#### Objective
Copy every line of the data that contains the string "JSON".

#### Stored rows
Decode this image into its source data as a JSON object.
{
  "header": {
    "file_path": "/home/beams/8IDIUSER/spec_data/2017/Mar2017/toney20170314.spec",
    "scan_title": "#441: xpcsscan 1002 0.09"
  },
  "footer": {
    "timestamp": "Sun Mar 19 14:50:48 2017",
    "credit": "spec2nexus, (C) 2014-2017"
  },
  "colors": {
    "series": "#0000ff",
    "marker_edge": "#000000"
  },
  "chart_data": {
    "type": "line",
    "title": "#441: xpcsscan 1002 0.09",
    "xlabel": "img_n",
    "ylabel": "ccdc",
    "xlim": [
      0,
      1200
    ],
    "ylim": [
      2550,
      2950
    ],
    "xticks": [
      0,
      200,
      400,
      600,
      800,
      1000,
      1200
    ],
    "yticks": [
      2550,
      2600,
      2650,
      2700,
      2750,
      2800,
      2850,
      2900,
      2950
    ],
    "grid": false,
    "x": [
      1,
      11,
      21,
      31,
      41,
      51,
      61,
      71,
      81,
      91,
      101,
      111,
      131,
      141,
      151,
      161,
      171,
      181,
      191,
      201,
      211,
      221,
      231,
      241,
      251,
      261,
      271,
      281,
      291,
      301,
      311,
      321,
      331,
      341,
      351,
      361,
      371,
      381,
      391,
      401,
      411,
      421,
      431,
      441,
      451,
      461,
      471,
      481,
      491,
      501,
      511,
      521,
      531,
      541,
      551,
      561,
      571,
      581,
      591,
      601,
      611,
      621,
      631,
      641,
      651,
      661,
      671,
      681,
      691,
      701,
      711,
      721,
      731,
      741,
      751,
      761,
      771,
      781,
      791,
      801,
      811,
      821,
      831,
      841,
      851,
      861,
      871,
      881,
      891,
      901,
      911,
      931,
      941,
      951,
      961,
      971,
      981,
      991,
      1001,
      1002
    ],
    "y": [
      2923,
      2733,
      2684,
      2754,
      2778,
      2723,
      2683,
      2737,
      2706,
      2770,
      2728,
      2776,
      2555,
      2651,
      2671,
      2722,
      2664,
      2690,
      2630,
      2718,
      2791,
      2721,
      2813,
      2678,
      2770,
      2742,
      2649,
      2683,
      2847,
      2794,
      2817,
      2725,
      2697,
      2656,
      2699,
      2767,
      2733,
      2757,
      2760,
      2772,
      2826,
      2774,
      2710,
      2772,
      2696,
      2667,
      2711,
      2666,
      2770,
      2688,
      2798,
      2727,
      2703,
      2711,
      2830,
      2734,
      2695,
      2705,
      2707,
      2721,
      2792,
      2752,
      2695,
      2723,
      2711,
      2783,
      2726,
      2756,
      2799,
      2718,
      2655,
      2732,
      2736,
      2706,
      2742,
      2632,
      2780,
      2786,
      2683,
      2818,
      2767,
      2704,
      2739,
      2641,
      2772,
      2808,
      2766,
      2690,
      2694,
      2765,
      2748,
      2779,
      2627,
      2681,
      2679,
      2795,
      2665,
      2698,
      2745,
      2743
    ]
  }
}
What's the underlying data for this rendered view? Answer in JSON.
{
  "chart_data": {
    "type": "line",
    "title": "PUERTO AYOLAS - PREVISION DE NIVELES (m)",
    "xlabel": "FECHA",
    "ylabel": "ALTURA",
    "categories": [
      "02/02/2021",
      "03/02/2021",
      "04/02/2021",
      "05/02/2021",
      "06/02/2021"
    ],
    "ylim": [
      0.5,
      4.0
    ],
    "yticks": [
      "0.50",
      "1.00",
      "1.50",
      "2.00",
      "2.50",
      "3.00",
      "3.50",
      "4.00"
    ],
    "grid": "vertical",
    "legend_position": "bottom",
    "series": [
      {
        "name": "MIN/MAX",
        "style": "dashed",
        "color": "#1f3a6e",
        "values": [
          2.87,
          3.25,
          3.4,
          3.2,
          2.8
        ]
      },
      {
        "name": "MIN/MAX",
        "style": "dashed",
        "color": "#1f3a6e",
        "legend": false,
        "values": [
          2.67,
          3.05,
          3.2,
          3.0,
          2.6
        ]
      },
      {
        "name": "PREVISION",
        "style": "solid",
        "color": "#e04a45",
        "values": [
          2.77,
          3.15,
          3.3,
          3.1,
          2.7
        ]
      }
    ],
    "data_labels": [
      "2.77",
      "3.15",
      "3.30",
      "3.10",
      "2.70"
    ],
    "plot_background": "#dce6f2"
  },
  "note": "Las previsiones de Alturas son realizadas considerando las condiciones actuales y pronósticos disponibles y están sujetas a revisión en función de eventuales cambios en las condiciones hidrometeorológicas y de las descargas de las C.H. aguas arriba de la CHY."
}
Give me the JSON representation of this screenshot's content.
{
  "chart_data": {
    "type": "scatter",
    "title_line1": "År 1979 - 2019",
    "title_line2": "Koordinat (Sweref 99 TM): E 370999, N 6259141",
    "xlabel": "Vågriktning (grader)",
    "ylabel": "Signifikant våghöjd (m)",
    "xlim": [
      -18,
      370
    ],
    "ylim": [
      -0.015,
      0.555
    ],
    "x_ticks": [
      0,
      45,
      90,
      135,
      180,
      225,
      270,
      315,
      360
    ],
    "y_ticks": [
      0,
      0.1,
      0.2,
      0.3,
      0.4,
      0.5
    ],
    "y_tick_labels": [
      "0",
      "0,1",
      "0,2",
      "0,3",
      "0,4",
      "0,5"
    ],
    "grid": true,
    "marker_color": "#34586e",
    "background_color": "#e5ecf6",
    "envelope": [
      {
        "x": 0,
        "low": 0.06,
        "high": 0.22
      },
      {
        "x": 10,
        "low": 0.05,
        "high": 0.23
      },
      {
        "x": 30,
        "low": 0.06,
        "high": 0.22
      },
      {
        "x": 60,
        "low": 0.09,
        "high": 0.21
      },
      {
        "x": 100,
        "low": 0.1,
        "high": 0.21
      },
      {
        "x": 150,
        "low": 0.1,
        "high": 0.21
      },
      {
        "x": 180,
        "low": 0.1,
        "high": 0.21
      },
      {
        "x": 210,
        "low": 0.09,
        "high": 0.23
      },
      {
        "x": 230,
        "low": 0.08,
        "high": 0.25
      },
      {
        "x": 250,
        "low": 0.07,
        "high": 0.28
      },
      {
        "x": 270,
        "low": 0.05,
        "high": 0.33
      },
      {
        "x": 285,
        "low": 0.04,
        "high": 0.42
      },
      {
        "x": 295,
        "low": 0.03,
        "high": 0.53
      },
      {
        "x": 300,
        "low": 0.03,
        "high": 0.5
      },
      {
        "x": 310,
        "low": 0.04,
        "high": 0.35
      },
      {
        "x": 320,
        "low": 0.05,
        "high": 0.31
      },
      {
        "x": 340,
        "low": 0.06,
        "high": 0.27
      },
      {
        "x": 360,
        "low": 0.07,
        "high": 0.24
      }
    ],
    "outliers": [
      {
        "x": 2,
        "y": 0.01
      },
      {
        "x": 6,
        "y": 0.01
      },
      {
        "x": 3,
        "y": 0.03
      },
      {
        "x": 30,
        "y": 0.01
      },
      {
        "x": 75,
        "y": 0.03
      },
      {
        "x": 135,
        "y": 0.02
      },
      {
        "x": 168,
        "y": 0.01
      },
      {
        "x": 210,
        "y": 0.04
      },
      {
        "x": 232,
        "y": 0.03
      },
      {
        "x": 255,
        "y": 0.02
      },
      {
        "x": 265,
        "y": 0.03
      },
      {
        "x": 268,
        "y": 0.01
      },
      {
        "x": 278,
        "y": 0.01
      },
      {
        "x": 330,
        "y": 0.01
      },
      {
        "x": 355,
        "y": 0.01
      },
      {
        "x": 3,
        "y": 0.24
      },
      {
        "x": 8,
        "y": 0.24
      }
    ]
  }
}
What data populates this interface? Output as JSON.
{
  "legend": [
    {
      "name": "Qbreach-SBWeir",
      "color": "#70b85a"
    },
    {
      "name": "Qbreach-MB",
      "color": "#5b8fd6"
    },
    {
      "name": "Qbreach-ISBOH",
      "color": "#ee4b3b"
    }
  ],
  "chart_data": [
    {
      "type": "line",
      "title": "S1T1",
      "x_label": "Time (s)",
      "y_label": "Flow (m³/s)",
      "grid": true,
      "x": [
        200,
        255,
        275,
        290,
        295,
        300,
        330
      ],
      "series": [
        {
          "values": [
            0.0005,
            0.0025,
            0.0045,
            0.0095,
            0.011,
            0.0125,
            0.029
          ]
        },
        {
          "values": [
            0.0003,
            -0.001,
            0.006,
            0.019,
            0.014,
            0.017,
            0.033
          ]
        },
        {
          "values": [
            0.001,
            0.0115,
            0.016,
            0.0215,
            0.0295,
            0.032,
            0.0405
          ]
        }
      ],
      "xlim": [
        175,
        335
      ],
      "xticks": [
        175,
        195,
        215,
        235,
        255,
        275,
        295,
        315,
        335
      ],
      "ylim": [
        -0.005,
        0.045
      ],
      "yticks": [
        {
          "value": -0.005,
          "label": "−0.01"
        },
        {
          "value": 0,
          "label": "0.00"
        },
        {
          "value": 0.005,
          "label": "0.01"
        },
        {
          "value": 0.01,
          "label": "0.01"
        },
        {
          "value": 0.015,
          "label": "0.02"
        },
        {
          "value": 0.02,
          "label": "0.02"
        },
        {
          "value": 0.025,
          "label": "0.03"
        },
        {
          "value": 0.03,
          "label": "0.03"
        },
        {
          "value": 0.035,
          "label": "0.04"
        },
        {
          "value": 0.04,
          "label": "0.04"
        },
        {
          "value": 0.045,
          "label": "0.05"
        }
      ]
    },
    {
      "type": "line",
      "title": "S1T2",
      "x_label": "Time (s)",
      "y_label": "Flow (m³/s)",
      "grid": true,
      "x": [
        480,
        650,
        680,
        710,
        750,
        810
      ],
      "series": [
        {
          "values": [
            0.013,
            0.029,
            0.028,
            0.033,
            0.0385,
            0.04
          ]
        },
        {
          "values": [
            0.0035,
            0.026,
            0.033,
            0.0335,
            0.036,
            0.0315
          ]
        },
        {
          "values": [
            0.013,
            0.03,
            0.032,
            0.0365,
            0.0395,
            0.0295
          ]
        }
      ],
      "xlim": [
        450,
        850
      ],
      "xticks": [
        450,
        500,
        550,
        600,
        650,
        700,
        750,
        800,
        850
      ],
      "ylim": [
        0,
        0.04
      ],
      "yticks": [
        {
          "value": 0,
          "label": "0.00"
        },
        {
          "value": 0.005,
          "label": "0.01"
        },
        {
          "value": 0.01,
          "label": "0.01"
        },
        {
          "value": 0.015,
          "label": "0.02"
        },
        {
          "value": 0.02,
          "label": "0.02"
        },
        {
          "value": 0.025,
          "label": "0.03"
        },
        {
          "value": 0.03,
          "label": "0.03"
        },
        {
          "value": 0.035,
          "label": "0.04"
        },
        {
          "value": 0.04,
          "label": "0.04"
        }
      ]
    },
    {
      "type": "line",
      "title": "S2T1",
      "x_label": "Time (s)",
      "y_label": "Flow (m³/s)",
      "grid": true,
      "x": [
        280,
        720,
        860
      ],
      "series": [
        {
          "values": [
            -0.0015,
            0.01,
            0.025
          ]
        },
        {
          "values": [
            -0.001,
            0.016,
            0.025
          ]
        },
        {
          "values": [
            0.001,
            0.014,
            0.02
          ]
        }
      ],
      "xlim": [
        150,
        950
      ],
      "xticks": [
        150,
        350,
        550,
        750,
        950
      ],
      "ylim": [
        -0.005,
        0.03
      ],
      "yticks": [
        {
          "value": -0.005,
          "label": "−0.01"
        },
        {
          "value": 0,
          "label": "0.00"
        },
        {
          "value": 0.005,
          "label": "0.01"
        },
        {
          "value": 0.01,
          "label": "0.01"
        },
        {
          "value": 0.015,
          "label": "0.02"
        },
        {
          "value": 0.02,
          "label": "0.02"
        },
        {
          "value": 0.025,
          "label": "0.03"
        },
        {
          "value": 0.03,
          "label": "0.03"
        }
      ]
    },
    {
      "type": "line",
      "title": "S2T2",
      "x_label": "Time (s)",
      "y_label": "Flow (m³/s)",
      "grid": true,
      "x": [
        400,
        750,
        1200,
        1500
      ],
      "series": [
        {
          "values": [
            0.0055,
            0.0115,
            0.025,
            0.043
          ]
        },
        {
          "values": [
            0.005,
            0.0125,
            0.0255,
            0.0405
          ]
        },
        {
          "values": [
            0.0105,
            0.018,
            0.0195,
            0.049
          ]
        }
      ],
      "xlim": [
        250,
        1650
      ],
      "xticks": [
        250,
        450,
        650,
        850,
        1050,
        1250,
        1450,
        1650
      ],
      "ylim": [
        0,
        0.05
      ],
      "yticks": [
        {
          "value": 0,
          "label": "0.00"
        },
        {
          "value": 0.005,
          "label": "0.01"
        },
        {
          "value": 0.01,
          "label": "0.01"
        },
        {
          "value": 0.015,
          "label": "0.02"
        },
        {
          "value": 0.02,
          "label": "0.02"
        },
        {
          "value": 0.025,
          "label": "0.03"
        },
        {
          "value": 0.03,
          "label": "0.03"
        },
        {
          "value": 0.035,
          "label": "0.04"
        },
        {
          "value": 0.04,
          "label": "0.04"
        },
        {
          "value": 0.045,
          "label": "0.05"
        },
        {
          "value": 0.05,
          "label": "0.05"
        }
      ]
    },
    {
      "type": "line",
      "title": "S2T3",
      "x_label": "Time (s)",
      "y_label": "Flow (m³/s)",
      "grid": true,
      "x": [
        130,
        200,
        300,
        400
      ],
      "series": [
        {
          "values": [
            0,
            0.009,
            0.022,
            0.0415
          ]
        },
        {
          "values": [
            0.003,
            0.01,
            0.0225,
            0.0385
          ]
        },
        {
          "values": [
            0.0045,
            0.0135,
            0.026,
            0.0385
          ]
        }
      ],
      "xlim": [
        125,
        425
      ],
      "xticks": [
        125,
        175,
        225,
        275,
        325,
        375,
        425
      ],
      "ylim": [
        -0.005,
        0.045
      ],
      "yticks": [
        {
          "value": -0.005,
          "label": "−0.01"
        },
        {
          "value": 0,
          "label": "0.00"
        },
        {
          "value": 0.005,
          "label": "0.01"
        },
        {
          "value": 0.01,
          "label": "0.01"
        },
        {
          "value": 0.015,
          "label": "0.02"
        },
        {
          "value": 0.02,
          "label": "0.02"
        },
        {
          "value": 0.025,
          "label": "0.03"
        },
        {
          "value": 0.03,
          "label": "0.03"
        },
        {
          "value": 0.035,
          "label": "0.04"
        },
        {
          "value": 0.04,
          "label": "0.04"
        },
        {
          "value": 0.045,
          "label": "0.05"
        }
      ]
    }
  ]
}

#### Result of this exercise
Decode this image into its source data as a JSON object.
What's the underlying data for this rendered view? Answer in JSON.
Give me the JSON representation of this screenshot's content.
What data populates this interface? Output as JSON.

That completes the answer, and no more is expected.